Work to complete => Copy every line with the string "name" in it.

Input data =>
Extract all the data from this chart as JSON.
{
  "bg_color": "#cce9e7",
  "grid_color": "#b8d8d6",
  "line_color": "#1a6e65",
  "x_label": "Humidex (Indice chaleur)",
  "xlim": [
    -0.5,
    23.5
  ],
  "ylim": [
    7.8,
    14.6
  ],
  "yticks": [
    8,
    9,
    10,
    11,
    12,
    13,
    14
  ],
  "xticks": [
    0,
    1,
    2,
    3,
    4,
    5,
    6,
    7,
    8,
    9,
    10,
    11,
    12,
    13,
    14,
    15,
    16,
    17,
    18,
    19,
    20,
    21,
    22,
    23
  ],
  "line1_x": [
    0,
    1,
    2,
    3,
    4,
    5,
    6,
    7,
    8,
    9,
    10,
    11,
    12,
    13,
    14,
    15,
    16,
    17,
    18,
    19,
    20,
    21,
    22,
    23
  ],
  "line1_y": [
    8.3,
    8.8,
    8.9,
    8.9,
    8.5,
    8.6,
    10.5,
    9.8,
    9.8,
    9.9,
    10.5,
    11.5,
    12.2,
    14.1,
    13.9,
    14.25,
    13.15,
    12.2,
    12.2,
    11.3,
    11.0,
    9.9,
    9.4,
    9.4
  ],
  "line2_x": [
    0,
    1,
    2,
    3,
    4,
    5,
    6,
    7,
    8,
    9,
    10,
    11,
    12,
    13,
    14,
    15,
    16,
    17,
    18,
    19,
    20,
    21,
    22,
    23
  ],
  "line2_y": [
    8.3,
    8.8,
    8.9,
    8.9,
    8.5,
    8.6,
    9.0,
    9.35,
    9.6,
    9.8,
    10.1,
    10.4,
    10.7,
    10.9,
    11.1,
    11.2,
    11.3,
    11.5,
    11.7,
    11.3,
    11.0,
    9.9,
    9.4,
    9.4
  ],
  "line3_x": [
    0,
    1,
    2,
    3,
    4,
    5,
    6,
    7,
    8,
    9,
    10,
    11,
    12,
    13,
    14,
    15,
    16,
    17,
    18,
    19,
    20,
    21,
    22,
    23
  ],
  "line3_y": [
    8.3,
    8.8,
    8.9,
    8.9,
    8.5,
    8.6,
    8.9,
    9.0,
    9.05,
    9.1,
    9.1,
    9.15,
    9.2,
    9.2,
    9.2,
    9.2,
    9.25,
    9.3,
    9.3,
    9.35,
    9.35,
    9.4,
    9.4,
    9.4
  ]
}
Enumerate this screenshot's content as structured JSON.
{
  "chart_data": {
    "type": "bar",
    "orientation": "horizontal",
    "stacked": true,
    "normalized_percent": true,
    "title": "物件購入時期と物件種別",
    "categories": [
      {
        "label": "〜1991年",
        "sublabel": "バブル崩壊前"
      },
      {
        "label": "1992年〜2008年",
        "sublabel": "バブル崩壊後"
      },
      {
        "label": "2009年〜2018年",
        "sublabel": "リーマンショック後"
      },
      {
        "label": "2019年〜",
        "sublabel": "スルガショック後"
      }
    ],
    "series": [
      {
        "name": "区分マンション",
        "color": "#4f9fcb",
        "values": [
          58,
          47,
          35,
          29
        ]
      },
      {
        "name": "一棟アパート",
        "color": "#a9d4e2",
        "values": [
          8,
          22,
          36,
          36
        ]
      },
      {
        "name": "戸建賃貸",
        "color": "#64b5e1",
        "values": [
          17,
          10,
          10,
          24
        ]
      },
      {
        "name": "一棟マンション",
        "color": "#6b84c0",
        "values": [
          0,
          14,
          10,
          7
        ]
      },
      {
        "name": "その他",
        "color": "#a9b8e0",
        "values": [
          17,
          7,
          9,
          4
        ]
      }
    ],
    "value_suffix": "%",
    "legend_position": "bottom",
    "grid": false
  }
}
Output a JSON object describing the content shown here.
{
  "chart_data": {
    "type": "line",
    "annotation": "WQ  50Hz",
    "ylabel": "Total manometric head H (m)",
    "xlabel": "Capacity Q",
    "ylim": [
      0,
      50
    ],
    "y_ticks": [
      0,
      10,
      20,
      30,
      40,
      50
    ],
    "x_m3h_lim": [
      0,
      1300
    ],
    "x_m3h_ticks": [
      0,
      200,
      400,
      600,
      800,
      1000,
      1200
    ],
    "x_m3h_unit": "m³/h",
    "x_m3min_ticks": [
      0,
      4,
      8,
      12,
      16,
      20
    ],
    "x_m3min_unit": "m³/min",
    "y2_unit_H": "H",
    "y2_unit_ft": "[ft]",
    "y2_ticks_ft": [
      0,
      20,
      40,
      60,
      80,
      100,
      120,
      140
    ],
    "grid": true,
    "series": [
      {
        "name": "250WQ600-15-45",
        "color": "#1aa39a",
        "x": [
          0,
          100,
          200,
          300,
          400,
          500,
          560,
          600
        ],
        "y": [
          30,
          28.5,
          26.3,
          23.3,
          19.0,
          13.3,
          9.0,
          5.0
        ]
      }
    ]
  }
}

The answer =>
        "name": "区分マンション",
        "name": "一棟アパート",
        "name": "戸建賃貸",
        "name": "一棟マンション",
        "name": "その他",
        "name": "250WQ600-15-45",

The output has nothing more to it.